**WORK TO DO**
Copy all the entries below exactly, but not the pictures.

**SOURCE DATA**
---+---

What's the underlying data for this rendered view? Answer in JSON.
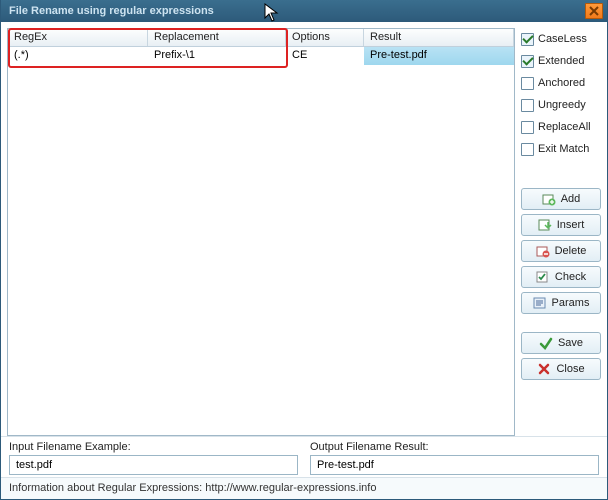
{
  "title": "File Rename using regular expressions",
  "grid": {
    "headers": {
      "regex": "RegEx",
      "replacement": "Replacement",
      "options": "Options",
      "result": "Result"
    },
    "row": {
      "regex": "(.*)",
      "replacement": "Prefix-\\1",
      "options": "CE",
      "result": "Pre-test.pdf"
    }
  },
  "checks": {
    "caseless": "CaseLess",
    "extended": "Extended",
    "anchored": "Anchored",
    "ungreedy": "Ungreedy",
    "replaceall": "ReplaceAll",
    "exitmatch": "Exit Match"
  },
  "buttons": {
    "add": "Add",
    "insert": "Insert",
    "delete": "Delete",
    "check": "Check",
    "params": "Params",
    "save": "Save",
    "close": "Close"
  },
  "io": {
    "input_label": "Input Filename Example:",
    "input_value": "test.pdf",
    "output_label": "Output Filename Result:",
    "output_value": "Pre-test.pdf"
  },
  "status": "Information about Regular Expressions: http://www.regular-expressions.info"
}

---+---

**EXERCISE RESULT**
What's the underlying data for this rendered view? Answer in JSON.
{
  "title": "File Rename using regular expressions",
  "grid": {
    "headers": {
      "regex": "RegEx",
      "replacement": "Replacement",
      "options": "Options",
      "result": "Result"
    },
    "row": {
      "regex": "(.*)",
      "replacement": "Prefix-\\1",
      "options": "CE",
      "result": "Pre-test.pdf"
    }
  },
  "checks": {
    "caseless": "CaseLess",
    "extended": "Extended",
    "anchored": "Anchored",
    "ungreedy": "Ungreedy",
    "replaceall": "ReplaceAll",
    "exitmatch": "Exit Match"
  },
  "buttons": {
    "add": "Add",
    "insert": "Insert",
    "delete": "Delete",
    "check": "Check",
    "params": "Params",
    "save": "Save",
    "close": "Close"
  },
  "io": {
    "input_label": "Input Filename Example:",
    "input_value": "test.pdf",
    "output_label": "Output Filename Result:",
    "output_value": "Pre-test.pdf"
  },
  "status": "Information about Regular Expressions: http://www.regular-expressions.info"
}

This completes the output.